**Data rows**

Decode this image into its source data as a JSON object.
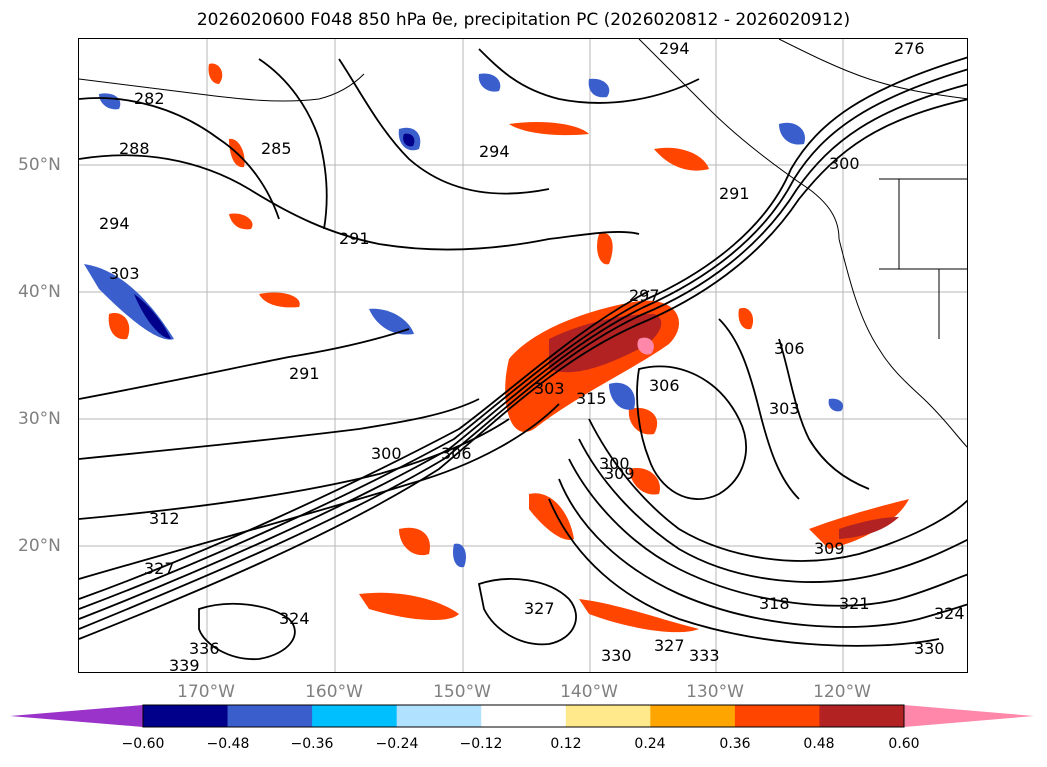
{
  "title": "2026020600 F048 850 hPa θe, precipitation PC (2026020812 - 2026020912)",
  "map": {
    "lat_labels": [
      "50°N",
      "40°N",
      "30°N",
      "20°N"
    ],
    "lon_labels": [
      "170°W",
      "160°W",
      "150°W",
      "140°W",
      "130°W",
      "120°W"
    ],
    "contour_labels": [
      "282",
      "285",
      "288",
      "291",
      "291",
      "291",
      "294",
      "294",
      "294",
      "297",
      "300",
      "300",
      "303",
      "303",
      "303",
      "306",
      "306",
      "306",
      "309",
      "309",
      "312",
      "315",
      "318",
      "321",
      "324",
      "324",
      "327",
      "327",
      "327",
      "330",
      "330",
      "333",
      "336",
      "339",
      "300",
      "276"
    ]
  },
  "colorbar": {
    "ticks": [
      "−0.60",
      "−0.48",
      "−0.36",
      "−0.24",
      "−0.12",
      "0.12",
      "0.24",
      "0.36",
      "0.48",
      "0.60"
    ],
    "colors": [
      "#9a33c9",
      "#00008b",
      "#3a5fcd",
      "#00bfff",
      "#b0e2ff",
      "#ffffff",
      "#ffe98a",
      "#ffa500",
      "#ff4500",
      "#b22222",
      "#ff88aa"
    ]
  }
}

**Prompt**
Pictures in the records should not appear in your copy, but everything else must be transcribed exactly.

**Solution for this task**
Decode this image into its source data as a JSON object.
{
  "title": "2026020600 F048 850 hPa θe, precipitation PC (2026020812 - 2026020912)",
  "map": {
    "lat_labels": [
      "50°N",
      "40°N",
      "30°N",
      "20°N"
    ],
    "lon_labels": [
      "170°W",
      "160°W",
      "150°W",
      "140°W",
      "130°W",
      "120°W"
    ],
    "contour_labels": [
      "282",
      "285",
      "288",
      "291",
      "291",
      "291",
      "294",
      "294",
      "294",
      "297",
      "300",
      "300",
      "303",
      "303",
      "303",
      "306",
      "306",
      "306",
      "309",
      "309",
      "312",
      "315",
      "318",
      "321",
      "324",
      "324",
      "327",
      "327",
      "327",
      "330",
      "330",
      "333",
      "336",
      "339",
      "300",
      "276"
    ]
  },
  "colorbar": {
    "ticks": [
      "−0.60",
      "−0.48",
      "−0.36",
      "−0.24",
      "−0.12",
      "0.12",
      "0.24",
      "0.36",
      "0.48",
      "0.60"
    ],
    "colors": [
      "#9a33c9",
      "#00008b",
      "#3a5fcd",
      "#00bfff",
      "#b0e2ff",
      "#ffffff",
      "#ffe98a",
      "#ffa500",
      "#ff4500",
      "#b22222",
      "#ff88aa"
    ]
  }
}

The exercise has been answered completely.